Data for this task
------------------------------------------------
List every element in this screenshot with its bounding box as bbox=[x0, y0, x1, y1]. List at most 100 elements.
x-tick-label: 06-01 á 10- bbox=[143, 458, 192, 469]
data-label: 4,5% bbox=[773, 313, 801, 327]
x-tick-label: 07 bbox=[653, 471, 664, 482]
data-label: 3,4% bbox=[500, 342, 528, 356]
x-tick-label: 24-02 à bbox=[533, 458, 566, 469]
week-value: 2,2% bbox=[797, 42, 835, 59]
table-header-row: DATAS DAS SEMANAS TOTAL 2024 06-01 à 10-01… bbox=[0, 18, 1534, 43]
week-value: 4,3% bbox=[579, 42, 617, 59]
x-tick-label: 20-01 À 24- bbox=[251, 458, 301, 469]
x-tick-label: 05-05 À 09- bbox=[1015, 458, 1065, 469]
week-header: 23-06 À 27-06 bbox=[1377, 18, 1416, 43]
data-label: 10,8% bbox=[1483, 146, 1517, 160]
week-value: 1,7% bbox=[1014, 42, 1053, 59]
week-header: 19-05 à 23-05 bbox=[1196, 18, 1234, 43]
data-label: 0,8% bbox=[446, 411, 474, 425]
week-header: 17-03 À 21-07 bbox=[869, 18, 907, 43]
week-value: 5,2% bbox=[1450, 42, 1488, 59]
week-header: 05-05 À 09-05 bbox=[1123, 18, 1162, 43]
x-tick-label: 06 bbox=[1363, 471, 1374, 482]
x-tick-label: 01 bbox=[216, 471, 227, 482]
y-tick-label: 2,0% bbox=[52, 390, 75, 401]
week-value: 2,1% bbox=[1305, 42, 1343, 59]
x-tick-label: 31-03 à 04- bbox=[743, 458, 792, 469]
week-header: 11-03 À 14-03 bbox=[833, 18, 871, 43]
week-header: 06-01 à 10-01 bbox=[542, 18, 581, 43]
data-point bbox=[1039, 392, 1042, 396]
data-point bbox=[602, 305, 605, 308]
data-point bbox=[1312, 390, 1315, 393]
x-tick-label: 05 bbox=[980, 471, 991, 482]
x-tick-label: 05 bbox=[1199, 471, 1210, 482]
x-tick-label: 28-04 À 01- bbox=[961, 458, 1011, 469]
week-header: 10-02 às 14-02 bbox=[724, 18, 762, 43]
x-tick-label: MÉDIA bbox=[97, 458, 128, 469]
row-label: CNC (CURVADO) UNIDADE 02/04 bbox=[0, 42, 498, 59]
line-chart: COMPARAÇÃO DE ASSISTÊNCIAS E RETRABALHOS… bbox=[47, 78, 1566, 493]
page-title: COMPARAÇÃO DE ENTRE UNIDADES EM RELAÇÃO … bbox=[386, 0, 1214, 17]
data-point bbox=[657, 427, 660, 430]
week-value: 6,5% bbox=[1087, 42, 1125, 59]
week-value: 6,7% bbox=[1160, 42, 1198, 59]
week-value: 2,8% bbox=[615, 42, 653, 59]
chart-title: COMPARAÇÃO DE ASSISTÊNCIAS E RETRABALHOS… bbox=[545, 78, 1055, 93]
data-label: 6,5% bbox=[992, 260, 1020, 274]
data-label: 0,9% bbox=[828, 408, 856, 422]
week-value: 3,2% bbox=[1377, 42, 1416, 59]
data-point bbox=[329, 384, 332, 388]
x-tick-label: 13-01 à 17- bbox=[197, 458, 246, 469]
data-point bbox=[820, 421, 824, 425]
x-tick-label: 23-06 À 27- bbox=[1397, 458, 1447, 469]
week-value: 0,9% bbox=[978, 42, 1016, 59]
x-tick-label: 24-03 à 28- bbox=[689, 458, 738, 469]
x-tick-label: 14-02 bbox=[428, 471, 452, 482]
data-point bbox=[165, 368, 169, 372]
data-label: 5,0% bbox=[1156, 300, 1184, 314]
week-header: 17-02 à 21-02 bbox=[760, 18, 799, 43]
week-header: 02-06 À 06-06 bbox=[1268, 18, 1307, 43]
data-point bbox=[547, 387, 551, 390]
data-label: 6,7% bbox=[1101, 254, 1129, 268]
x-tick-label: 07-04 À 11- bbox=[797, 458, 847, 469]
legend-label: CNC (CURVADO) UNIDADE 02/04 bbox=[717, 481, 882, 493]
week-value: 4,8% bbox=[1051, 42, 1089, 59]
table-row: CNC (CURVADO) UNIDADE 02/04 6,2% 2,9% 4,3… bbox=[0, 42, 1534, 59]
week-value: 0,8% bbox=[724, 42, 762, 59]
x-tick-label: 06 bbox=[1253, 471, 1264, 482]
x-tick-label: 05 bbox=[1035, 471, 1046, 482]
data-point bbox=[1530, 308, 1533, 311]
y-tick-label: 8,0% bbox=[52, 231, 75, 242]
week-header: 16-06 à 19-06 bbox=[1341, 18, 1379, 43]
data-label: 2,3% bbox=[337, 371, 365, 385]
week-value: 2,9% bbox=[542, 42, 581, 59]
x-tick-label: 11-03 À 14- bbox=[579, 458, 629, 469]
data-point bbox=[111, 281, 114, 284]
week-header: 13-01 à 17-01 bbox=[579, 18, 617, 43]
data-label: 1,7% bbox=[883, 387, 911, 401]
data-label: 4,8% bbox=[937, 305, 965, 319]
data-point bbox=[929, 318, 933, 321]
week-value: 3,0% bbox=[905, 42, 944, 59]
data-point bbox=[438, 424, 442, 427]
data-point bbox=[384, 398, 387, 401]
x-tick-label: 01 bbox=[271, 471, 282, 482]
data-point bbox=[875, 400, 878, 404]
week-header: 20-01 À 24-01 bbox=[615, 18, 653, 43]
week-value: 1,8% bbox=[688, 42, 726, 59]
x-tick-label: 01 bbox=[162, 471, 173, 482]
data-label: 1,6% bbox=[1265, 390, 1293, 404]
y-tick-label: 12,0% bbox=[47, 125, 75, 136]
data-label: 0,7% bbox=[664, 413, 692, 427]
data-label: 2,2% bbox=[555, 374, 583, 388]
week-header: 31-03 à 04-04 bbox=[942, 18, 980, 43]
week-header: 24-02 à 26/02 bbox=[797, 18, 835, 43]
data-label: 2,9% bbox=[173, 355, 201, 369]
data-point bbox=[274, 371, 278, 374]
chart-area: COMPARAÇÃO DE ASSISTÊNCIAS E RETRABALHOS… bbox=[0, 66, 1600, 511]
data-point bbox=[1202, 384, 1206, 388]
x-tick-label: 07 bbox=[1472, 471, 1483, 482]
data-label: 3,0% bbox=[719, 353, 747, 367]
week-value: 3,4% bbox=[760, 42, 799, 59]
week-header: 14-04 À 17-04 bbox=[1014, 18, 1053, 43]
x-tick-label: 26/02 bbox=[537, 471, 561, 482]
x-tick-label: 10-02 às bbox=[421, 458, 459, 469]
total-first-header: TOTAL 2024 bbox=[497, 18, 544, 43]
------------------------------------------------
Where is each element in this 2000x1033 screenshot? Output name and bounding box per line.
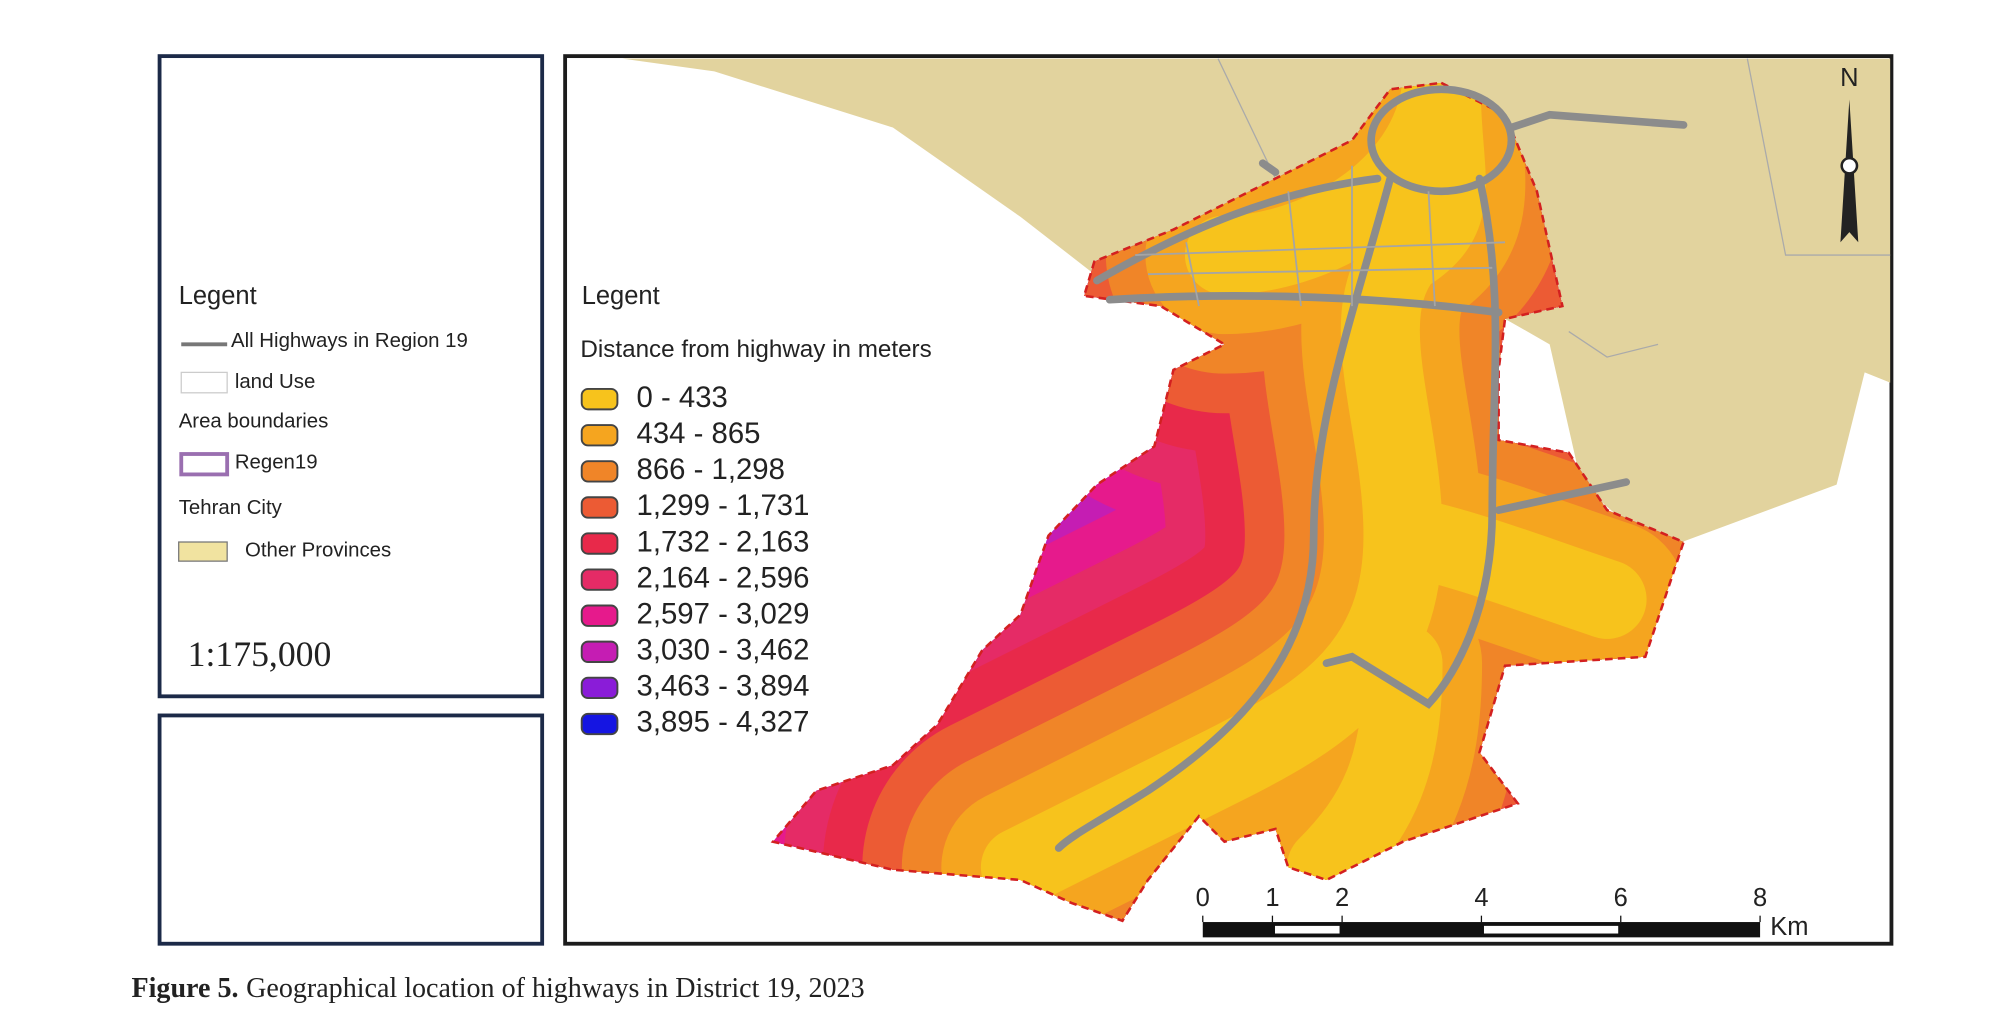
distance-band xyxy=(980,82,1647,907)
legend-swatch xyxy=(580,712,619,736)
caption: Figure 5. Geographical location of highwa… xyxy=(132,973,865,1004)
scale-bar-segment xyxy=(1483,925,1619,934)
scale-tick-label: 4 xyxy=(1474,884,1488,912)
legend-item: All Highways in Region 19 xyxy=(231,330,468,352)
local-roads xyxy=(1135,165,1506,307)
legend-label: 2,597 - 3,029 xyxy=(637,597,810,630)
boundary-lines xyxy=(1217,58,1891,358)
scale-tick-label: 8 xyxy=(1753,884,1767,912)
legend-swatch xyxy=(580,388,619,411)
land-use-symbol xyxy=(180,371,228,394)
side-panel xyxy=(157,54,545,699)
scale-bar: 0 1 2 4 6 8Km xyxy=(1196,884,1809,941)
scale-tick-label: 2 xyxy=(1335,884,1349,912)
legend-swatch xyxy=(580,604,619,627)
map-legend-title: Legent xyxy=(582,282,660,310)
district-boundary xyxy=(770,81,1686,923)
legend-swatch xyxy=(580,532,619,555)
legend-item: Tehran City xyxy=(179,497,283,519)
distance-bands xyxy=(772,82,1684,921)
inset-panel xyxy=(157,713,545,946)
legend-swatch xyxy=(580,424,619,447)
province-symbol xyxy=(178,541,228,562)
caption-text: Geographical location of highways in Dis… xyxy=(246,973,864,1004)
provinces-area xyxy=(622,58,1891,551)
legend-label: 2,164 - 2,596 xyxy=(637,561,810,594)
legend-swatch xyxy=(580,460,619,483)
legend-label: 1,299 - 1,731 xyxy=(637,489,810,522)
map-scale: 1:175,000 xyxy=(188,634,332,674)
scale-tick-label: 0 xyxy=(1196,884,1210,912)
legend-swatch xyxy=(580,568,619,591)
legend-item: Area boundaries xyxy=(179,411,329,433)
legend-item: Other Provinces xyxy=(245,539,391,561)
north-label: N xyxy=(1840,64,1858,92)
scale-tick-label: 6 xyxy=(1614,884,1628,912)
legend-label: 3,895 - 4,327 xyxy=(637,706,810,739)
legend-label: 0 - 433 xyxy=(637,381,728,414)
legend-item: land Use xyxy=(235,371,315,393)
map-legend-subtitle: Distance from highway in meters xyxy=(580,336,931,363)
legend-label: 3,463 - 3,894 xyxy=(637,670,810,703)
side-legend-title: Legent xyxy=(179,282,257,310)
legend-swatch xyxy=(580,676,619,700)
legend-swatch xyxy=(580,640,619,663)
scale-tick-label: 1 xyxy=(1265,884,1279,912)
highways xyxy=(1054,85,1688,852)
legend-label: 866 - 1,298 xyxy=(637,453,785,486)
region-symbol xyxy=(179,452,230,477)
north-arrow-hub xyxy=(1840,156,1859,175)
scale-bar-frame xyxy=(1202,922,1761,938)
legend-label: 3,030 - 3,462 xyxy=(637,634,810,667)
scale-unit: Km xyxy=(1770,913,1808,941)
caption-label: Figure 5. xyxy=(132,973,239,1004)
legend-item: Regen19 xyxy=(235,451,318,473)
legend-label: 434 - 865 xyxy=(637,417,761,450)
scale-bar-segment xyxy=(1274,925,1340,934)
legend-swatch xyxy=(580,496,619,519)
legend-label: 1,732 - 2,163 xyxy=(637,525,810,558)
------------------------------------------------
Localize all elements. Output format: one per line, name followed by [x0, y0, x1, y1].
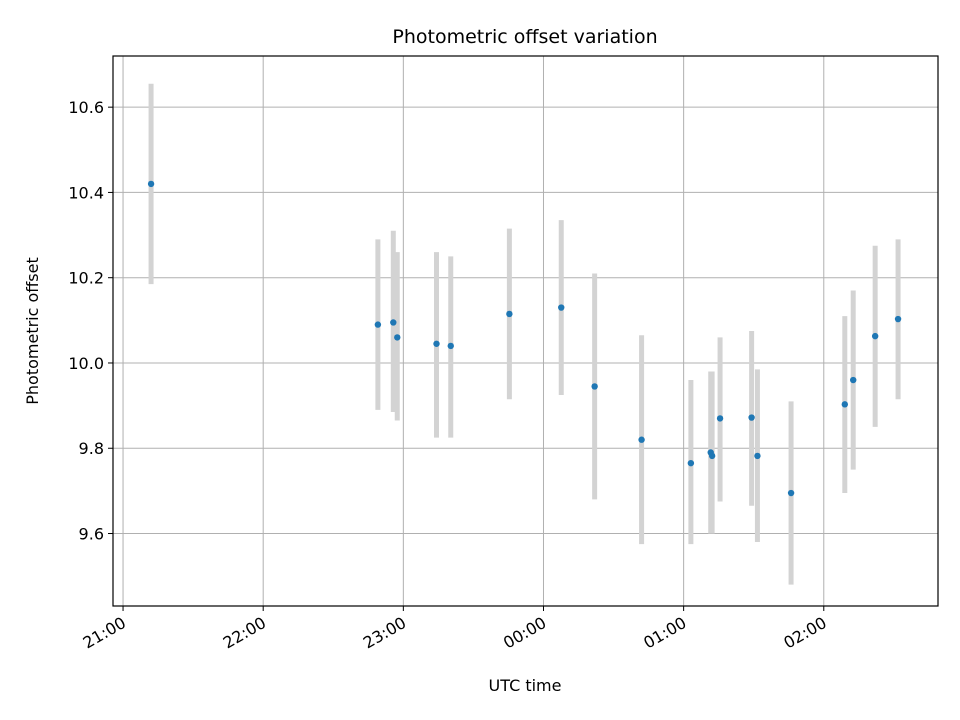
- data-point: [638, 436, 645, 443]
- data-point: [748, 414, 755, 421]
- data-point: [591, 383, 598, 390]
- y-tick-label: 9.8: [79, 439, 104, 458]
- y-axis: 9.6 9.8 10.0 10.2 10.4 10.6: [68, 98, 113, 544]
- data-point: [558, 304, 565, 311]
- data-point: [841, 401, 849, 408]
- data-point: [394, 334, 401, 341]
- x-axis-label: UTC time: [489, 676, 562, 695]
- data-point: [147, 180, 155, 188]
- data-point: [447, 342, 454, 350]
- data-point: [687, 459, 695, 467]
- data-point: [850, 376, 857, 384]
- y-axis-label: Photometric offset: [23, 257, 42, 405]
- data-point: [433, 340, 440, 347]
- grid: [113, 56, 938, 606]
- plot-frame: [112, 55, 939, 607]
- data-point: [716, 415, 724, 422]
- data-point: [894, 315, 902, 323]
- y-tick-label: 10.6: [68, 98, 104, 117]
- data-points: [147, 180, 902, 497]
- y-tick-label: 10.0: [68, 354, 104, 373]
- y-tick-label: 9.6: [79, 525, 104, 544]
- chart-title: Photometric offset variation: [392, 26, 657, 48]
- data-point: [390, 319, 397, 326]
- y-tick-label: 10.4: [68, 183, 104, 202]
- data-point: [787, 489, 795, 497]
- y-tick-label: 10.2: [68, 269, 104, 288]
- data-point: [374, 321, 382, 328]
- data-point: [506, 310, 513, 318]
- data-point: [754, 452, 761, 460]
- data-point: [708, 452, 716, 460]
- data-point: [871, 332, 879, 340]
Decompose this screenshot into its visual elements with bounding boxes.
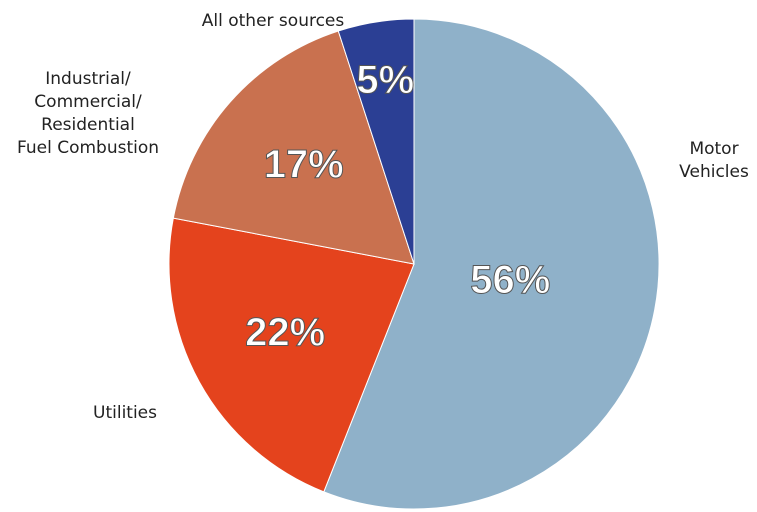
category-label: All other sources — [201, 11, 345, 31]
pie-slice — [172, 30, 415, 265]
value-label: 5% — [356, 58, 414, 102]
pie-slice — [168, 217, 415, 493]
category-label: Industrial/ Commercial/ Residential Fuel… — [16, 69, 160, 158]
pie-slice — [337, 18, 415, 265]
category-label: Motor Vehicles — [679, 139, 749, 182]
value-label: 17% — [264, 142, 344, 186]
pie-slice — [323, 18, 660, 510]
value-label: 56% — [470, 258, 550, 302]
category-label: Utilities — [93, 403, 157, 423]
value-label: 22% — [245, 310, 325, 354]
------------------------------------------------
To do
Repeat the records starting at the line that contains "category-label: All other" and ending at the line that contains "value-label: 22% — [245, 310, 325, 354]", both included, with each line reproduced verbatim.

Solution below
category-label: All other sources — [201, 11, 345, 31]
pie-slice — [172, 30, 415, 265]
value-label: 5% — [356, 58, 414, 102]
pie-slice — [168, 217, 415, 493]
category-label: Industrial/ Commercial/ Residential Fuel… — [16, 69, 160, 158]
pie-slice — [337, 18, 415, 265]
category-label: Motor Vehicles — [679, 139, 749, 182]
value-label: 17% — [264, 142, 344, 186]
pie-slice — [323, 18, 660, 510]
value-label: 56% — [470, 258, 550, 302]
category-label: Utilities — [93, 403, 157, 423]
value-label: 22% — [245, 310, 325, 354]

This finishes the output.